What is required: Restate the entries below word for word, omitting nothing.
### Source records
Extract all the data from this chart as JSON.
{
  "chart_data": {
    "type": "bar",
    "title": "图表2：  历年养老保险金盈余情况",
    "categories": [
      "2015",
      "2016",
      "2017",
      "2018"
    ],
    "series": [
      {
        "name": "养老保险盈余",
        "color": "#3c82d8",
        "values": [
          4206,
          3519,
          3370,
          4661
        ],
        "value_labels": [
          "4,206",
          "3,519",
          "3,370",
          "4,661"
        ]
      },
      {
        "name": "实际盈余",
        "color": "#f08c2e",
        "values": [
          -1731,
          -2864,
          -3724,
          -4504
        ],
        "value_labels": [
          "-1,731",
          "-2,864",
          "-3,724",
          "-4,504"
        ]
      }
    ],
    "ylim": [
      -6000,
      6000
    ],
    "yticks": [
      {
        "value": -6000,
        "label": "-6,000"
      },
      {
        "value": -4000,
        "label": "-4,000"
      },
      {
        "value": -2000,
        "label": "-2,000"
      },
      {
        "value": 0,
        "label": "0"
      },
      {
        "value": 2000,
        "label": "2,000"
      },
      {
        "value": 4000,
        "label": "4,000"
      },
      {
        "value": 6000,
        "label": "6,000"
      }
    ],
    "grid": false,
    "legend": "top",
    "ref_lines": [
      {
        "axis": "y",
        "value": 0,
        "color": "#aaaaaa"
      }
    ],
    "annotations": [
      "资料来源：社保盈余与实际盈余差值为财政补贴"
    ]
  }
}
######
Answer for this exercise:
Extract all the data from this chart as JSON.
{
  "chart_data": {
    "type": "bar",
    "title": "图表2：  历年养老保险金盈余情况",
    "categories": [
      "2015",
      "2016",
      "2017",
      "2018"
    ],
    "series": [
      {
        "name": "养老保险盈余",
        "color": "#3c82d8",
        "values": [
          4206,
          3519,
          3370,
          4661
        ],
        "value_labels": [
          "4,206",
          "3,519",
          "3,370",
          "4,661"
        ]
      },
      {
        "name": "实际盈余",
        "color": "#f08c2e",
        "values": [
          -1731,
          -2864,
          -3724,
          -4504
        ],
        "value_labels": [
          "-1,731",
          "-2,864",
          "-3,724",
          "-4,504"
        ]
      }
    ],
    "ylim": [
      -6000,
      6000
    ],
    "yticks": [
      {
        "value": -6000,
        "label": "-6,000"
      },
      {
        "value": -4000,
        "label": "-4,000"
      },
      {
        "value": -2000,
        "label": "-2,000"
      },
      {
        "value": 0,
        "label": "0"
      },
      {
        "value": 2000,
        "label": "2,000"
      },
      {
        "value": 4000,
        "label": "4,000"
      },
      {
        "value": 6000,
        "label": "6,000"
      }
    ],
    "grid": false,
    "legend": "top",
    "ref_lines": [
      {
        "axis": "y",
        "value": 0,
        "color": "#aaaaaa"
      }
    ],
    "annotations": [
      "资料来源：社保盈余与实际盈余差值为财政补贴"
    ]
  }
}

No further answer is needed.